Copy out each line of the data holding "JSON".
===== Entries shown =====
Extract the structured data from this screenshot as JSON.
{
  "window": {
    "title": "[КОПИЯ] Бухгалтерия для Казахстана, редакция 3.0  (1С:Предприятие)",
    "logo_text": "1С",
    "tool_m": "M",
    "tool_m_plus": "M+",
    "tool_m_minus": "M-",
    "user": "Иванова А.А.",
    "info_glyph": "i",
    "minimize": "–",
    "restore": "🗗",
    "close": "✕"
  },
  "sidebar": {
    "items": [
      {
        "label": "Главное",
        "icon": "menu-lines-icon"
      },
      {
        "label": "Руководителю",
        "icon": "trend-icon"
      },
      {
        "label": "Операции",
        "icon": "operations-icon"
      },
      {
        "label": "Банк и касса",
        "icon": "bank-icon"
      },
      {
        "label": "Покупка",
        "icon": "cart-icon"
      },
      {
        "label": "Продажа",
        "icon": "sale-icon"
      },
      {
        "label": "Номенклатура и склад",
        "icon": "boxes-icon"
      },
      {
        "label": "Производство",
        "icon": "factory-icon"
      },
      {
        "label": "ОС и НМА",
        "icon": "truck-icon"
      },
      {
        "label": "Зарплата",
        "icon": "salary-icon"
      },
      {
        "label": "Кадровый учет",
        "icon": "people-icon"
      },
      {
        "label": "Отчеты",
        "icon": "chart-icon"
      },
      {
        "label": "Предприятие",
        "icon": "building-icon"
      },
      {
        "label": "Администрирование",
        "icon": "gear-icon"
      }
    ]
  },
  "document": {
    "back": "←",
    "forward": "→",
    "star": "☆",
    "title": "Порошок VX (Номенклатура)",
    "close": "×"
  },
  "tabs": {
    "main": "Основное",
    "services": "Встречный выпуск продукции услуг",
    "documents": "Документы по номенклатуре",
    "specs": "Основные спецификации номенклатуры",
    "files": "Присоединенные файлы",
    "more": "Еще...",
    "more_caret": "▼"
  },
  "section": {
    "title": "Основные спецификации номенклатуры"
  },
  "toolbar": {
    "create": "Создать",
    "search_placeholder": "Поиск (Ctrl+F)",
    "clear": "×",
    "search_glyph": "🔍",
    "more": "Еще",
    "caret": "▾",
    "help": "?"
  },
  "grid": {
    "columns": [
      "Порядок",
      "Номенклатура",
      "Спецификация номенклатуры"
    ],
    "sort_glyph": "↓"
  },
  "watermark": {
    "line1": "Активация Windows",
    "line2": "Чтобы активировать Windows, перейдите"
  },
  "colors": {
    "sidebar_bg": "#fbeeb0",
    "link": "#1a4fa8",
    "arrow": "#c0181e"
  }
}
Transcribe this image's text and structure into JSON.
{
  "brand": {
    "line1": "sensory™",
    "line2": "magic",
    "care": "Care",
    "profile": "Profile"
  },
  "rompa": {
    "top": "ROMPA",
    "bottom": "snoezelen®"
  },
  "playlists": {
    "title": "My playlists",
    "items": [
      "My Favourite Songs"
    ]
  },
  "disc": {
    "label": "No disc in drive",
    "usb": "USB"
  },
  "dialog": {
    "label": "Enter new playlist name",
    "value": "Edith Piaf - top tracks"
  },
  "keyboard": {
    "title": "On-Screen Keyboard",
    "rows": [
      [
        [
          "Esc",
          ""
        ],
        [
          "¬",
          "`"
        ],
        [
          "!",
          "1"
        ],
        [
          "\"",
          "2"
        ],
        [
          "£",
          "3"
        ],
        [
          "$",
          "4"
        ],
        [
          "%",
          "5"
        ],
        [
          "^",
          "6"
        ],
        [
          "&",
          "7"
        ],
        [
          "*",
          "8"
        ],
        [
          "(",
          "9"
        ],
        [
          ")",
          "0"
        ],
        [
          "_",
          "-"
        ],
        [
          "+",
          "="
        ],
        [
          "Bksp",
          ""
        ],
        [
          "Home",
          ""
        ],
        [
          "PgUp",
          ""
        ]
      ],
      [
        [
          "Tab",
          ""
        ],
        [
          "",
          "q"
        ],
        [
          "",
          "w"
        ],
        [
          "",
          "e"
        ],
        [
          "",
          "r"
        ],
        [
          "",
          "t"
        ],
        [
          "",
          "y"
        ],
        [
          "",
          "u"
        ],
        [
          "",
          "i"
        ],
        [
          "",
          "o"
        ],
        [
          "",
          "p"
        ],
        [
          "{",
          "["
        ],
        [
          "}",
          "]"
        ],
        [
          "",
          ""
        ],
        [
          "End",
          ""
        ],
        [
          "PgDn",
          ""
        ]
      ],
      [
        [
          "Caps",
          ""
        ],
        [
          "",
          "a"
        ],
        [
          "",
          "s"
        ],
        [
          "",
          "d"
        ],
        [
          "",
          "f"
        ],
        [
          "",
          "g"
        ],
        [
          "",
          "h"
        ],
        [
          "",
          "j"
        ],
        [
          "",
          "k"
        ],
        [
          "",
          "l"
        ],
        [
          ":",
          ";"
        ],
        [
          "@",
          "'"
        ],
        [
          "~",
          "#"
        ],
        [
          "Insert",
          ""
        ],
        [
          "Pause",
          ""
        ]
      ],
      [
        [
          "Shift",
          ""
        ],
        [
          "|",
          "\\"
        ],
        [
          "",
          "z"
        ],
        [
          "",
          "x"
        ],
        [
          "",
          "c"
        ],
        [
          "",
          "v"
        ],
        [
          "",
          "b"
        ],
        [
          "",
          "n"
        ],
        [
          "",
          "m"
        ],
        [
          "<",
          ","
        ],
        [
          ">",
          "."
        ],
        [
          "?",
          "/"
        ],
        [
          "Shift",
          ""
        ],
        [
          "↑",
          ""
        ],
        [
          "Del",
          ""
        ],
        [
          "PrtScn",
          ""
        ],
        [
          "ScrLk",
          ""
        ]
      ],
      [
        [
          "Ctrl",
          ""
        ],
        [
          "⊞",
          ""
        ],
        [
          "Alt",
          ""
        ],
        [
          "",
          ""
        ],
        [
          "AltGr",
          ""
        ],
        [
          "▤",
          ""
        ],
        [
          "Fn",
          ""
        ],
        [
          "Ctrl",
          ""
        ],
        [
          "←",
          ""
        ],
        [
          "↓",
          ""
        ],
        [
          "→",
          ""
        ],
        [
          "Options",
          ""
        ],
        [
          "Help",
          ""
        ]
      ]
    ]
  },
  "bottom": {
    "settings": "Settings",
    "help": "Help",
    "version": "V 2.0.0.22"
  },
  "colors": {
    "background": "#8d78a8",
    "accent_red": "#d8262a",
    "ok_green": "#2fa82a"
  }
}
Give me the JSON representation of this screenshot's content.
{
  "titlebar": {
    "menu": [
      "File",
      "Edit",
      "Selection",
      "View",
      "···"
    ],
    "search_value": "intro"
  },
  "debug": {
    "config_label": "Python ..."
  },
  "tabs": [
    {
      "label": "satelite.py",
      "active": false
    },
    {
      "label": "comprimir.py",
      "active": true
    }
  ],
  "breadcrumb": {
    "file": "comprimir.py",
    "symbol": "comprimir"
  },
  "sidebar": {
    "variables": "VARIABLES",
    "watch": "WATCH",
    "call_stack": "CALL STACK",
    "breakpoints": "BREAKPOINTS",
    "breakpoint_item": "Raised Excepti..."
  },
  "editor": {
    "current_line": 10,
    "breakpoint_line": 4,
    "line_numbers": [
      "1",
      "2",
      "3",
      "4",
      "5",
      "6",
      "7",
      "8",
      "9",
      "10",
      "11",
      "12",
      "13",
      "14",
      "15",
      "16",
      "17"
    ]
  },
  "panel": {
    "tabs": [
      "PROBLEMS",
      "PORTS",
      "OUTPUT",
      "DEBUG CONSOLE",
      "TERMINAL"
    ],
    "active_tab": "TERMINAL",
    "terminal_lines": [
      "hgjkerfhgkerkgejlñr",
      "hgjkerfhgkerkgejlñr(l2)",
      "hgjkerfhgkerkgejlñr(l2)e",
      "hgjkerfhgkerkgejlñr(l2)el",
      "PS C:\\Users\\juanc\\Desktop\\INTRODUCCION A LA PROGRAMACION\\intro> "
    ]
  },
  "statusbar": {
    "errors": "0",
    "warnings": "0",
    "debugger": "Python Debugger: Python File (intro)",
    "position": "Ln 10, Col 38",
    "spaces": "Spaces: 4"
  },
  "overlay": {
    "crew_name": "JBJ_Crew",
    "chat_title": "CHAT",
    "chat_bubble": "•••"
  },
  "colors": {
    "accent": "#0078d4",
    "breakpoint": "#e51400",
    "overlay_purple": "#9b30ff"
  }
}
=====
◆ Output for this exercise:
Extract the structured data from this screenshot as JSON.
Transcribe this image's text and structure into JSON.
Give me the JSON representation of this screenshot's content.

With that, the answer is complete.